● Goal:
Answer with nothing except the number of lines that contain the word "placeholder".

Data records
* Start *

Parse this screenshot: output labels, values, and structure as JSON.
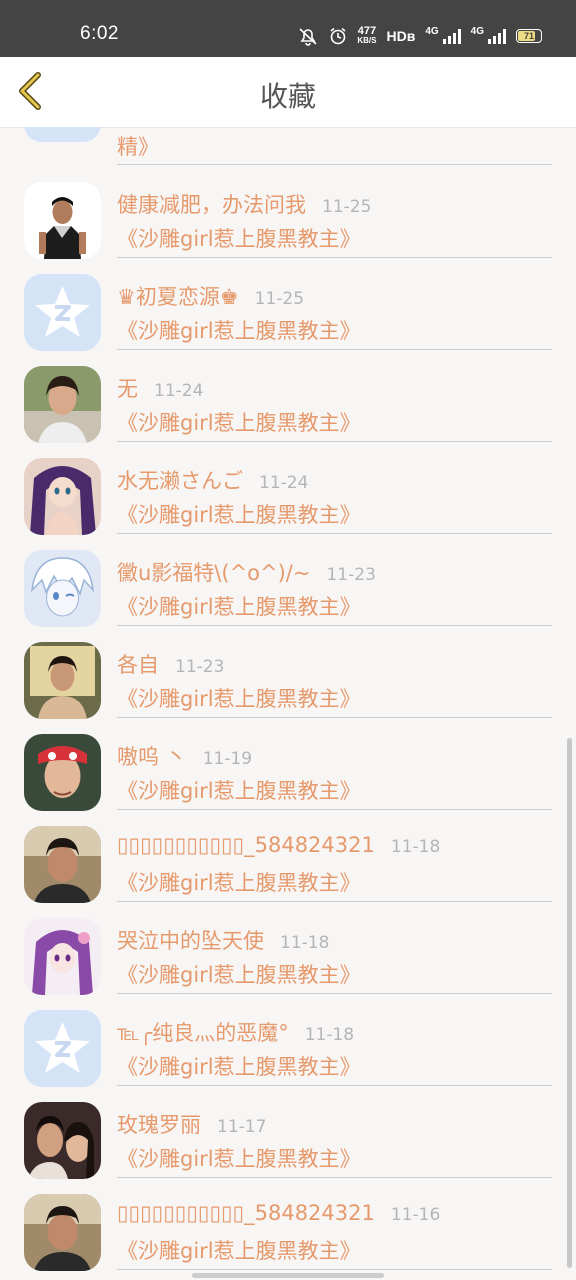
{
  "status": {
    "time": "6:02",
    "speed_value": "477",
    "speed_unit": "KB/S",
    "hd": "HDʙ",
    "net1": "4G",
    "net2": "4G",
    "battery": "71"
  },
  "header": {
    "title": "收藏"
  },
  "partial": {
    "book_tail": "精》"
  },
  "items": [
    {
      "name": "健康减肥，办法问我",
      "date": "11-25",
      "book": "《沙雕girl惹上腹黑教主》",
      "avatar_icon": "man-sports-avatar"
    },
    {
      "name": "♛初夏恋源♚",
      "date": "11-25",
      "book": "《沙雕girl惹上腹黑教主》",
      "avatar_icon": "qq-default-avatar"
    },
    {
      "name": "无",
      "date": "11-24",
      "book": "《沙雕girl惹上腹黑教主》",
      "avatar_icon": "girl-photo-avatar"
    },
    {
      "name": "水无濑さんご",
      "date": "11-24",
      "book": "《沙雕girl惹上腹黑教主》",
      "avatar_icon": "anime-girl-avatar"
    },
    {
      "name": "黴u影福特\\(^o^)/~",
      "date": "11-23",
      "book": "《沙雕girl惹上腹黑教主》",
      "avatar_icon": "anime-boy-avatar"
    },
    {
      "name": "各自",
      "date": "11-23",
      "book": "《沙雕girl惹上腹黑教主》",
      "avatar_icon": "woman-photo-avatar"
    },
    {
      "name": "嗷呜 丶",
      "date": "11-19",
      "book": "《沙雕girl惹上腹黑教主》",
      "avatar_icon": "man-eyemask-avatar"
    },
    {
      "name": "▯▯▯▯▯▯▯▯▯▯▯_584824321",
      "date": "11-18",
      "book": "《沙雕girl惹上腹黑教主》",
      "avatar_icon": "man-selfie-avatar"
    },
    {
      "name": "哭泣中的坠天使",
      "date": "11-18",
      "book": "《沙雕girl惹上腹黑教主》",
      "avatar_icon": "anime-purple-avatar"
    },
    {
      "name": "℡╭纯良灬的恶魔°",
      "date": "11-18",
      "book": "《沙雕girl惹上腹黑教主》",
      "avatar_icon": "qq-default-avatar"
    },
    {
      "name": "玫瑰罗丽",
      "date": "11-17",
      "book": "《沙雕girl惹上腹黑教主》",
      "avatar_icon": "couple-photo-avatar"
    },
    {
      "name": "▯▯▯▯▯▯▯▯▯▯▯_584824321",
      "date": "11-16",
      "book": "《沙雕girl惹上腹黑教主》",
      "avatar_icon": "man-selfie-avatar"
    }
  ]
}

* End *
* Start *

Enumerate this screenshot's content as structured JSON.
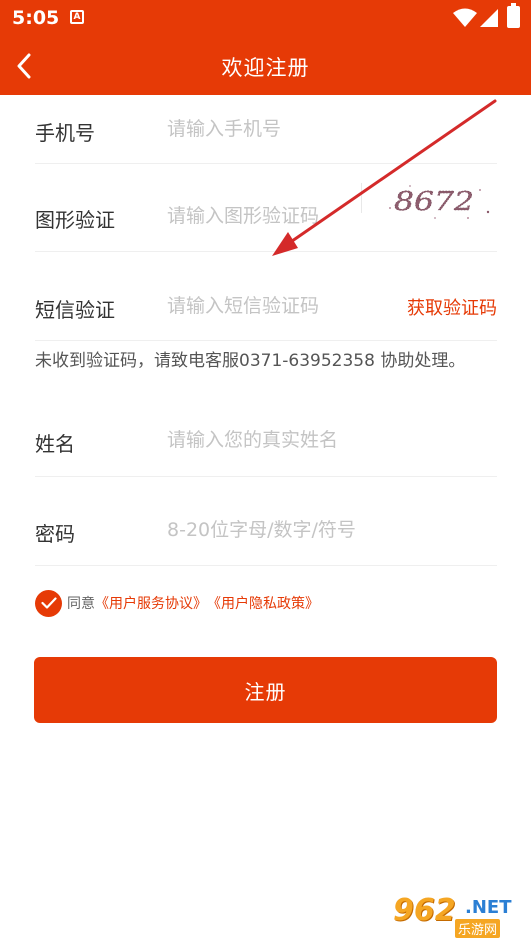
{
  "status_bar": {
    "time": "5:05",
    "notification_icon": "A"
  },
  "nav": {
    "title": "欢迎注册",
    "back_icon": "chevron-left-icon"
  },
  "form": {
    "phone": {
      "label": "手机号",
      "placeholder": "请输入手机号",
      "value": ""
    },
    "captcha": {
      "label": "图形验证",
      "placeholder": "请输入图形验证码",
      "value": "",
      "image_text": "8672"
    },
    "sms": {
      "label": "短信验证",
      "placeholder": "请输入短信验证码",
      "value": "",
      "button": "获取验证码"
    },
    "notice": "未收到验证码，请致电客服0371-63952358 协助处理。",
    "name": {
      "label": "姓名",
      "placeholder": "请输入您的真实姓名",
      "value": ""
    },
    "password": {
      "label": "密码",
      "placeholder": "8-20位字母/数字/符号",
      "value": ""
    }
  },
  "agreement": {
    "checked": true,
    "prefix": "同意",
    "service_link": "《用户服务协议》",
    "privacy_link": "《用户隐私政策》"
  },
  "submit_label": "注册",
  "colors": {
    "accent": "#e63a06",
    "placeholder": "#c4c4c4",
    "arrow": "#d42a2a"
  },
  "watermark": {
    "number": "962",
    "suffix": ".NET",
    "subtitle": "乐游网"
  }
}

* End *

● Correct result:
6